### Task goal
Could you copy every entry below word for word, leaving out the pictures?

### Provided data
(begin)
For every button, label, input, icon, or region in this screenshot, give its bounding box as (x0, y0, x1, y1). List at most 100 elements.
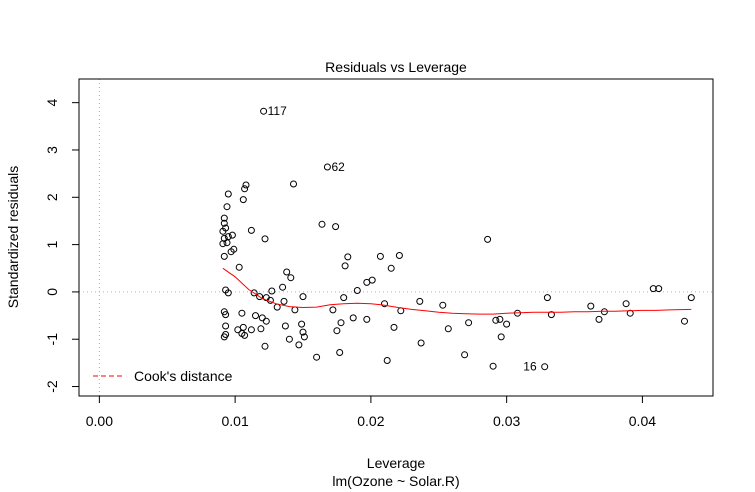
data-point (247, 226, 255, 234)
data-point (252, 312, 259, 320)
data-point (439, 301, 447, 309)
y-tick-label: 3 (44, 146, 60, 154)
data-point (444, 325, 452, 333)
x-axis-label: Leverage (367, 455, 426, 471)
data-point (336, 349, 344, 356)
data-point (416, 297, 424, 305)
data-point (287, 274, 295, 282)
data-point (587, 302, 595, 310)
x-tick-label: 0.01 (221, 413, 248, 429)
y-tick-label: 0 (44, 288, 60, 296)
data-point (241, 331, 249, 339)
data-point (291, 306, 299, 314)
x-tick-label: 0.00 (86, 413, 113, 429)
data-point (262, 317, 270, 325)
data-point (323, 163, 331, 171)
data-point (298, 320, 306, 328)
data-point (363, 278, 371, 286)
y-tick-label: 1 (44, 240, 60, 248)
data-point (344, 253, 352, 261)
data-point (290, 180, 297, 188)
data-point (376, 252, 384, 260)
data-point (222, 322, 230, 330)
data-point (247, 326, 255, 334)
y-tick-label: -1 (44, 333, 60, 346)
data-point (250, 289, 258, 297)
data-point (223, 203, 231, 211)
point-annotation: 62 (331, 160, 345, 174)
data-point (242, 181, 250, 189)
chart-title: Residuals vs Leverage (325, 59, 467, 75)
point-annotation: 16 (523, 360, 537, 374)
y-tick-label: 2 (44, 193, 60, 201)
data-point (261, 235, 269, 243)
data-point (285, 335, 293, 343)
y-tick-label: -2 (44, 380, 60, 393)
data-point (224, 190, 232, 198)
data-point (300, 333, 308, 341)
data-point (220, 214, 228, 222)
data-point (220, 333, 228, 341)
data-point (318, 220, 326, 228)
data-point (492, 316, 500, 324)
data-point (541, 363, 549, 371)
data-point (465, 319, 473, 327)
data-point (461, 351, 469, 359)
data-point (329, 306, 337, 314)
data-point (497, 333, 505, 341)
data-point (397, 307, 405, 315)
data-point (383, 357, 391, 364)
data-point (363, 315, 371, 323)
smooth-line (222, 267, 692, 315)
data-point (220, 252, 228, 260)
data-point (595, 315, 603, 323)
data-point (395, 252, 403, 259)
data-point (273, 303, 281, 311)
y-axis-label: Standardized residuals (5, 166, 21, 308)
y-axis: -2 -1 0 1 2 3 4 (44, 99, 80, 393)
x-tick-label: 0.04 (629, 413, 656, 429)
data-point (681, 317, 688, 325)
data-point (622, 300, 630, 308)
data-point (279, 283, 287, 291)
data-point (257, 325, 265, 333)
data-point (489, 362, 497, 370)
legend-label-cooks-distance: Cook's distance (134, 368, 233, 384)
data-point (484, 235, 492, 243)
data-point (387, 264, 395, 272)
data-point (268, 287, 276, 295)
data-point (503, 320, 511, 328)
data-point (220, 219, 228, 227)
data-point (281, 322, 289, 330)
data-point (649, 285, 657, 293)
data-point (626, 309, 634, 317)
x-axis-sublabel: lm(Ozone ~ Solar.R) (332, 473, 459, 489)
data-point (333, 327, 341, 335)
data-point (219, 227, 227, 235)
data-point (238, 309, 246, 317)
data-point (337, 319, 345, 327)
data-point (295, 341, 303, 349)
data-point (353, 287, 361, 294)
plot-frame (78, 78, 714, 397)
data-point (543, 294, 551, 302)
data-point (313, 353, 321, 361)
data-point (227, 248, 235, 256)
data-point (332, 223, 340, 231)
data-point (234, 326, 242, 334)
data-point (224, 289, 232, 297)
data-point (239, 196, 247, 204)
data-point (655, 285, 663, 293)
data-point (258, 314, 266, 322)
legend: Cook's distance (93, 368, 233, 384)
data-point (261, 342, 269, 350)
plot-area: 117 62 16 (79, 79, 713, 396)
data-point (349, 314, 357, 322)
data-point (241, 185, 249, 193)
point-annotation: 117 (268, 104, 287, 118)
data-point (283, 268, 291, 276)
data-point (299, 293, 307, 301)
x-tick-label: 0.02 (357, 413, 384, 429)
data-point (219, 240, 227, 248)
data-point (340, 294, 348, 302)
(end)
### Exercise answer
For every button, label, input, icon, or region in this screenshot, give its bounding box as (x0, y0, x1, y1). List at most 100 elements.
data-point (247, 226, 255, 234)
data-point (252, 312, 259, 320)
data-point (439, 301, 447, 309)
y-tick-label: 3 (44, 146, 60, 154)
data-point (444, 325, 452, 333)
x-axis-label: Leverage (367, 455, 426, 471)
data-point (336, 349, 344, 356)
data-point (416, 297, 424, 305)
data-point (287, 274, 295, 282)
data-point (587, 302, 595, 310)
x-tick-label: 0.01 (221, 413, 248, 429)
y-tick-label: 0 (44, 288, 60, 296)
data-point (241, 331, 249, 339)
data-point (291, 306, 299, 314)
x-tick-label: 0.00 (86, 413, 113, 429)
data-point (262, 317, 270, 325)
data-point (323, 163, 331, 171)
data-point (298, 320, 306, 328)
data-point (363, 278, 371, 286)
y-tick-label: 1 (44, 240, 60, 248)
data-point (344, 253, 352, 261)
data-point (290, 180, 297, 188)
data-point (376, 252, 384, 260)
data-point (222, 322, 230, 330)
data-point (247, 326, 255, 334)
y-tick-label: -1 (44, 333, 60, 346)
data-point (250, 289, 258, 297)
data-point (223, 203, 231, 211)
point-annotation: 62 (331, 160, 345, 174)
data-point (242, 181, 250, 189)
chart-title: Residuals vs Leverage (325, 59, 467, 75)
point-annotation: 16 (523, 360, 537, 374)
y-tick-label: 2 (44, 193, 60, 201)
data-point (261, 235, 269, 243)
data-point (285, 335, 293, 343)
y-tick-label: -2 (44, 380, 60, 393)
data-point (224, 190, 232, 198)
data-point (300, 333, 308, 341)
data-point (220, 214, 228, 222)
data-point (220, 333, 228, 341)
data-point (318, 220, 326, 228)
data-point (492, 316, 500, 324)
data-point (541, 363, 549, 371)
data-point (465, 319, 473, 327)
data-point (461, 351, 469, 359)
data-point (329, 306, 337, 314)
data-point (497, 333, 505, 341)
data-point (397, 307, 405, 315)
data-point (383, 357, 391, 364)
data-point (363, 315, 371, 323)
smooth-line (222, 267, 692, 315)
data-point (220, 252, 228, 260)
data-point (595, 315, 603, 323)
data-point (395, 252, 403, 259)
data-point (273, 303, 281, 311)
y-axis-label: Standardized residuals (5, 166, 21, 308)
y-axis: -2 -1 0 1 2 3 4 (44, 99, 80, 393)
x-tick-label: 0.04 (629, 413, 656, 429)
data-point (681, 317, 688, 325)
data-point (622, 300, 630, 308)
data-point (279, 283, 287, 291)
data-point (257, 325, 265, 333)
data-point (489, 362, 497, 370)
legend-label-cooks-distance: Cook's distance (134, 368, 233, 384)
data-point (484, 235, 492, 243)
data-point (387, 264, 395, 272)
data-point (268, 287, 276, 295)
data-point (503, 320, 511, 328)
data-point (220, 219, 228, 227)
data-point (281, 322, 289, 330)
data-point (649, 285, 657, 293)
data-point (626, 309, 634, 317)
x-axis-sublabel: lm(Ozone ~ Solar.R) (332, 473, 459, 489)
data-point (333, 327, 341, 335)
data-point (219, 227, 227, 235)
data-point (238, 309, 246, 317)
data-point (337, 319, 345, 327)
data-point (295, 341, 303, 349)
data-point (353, 287, 361, 294)
plot-frame (78, 78, 714, 397)
data-point (543, 294, 551, 302)
data-point (313, 353, 321, 361)
data-point (227, 248, 235, 256)
data-point (332, 223, 340, 231)
data-point (234, 326, 242, 334)
data-point (224, 289, 232, 297)
data-point (239, 196, 247, 204)
data-point (655, 285, 663, 293)
data-point (258, 314, 266, 322)
legend: Cook's distance (93, 368, 233, 384)
data-point (261, 342, 269, 350)
plot-area: 117 62 16 (79, 79, 713, 396)
data-point (349, 314, 357, 322)
data-point (241, 185, 249, 193)
point-annotation: 117 (268, 104, 287, 118)
data-point (283, 268, 291, 276)
data-point (299, 293, 307, 301)
x-tick-label: 0.02 (357, 413, 384, 429)
data-point (219, 240, 227, 248)
data-point (340, 294, 348, 302)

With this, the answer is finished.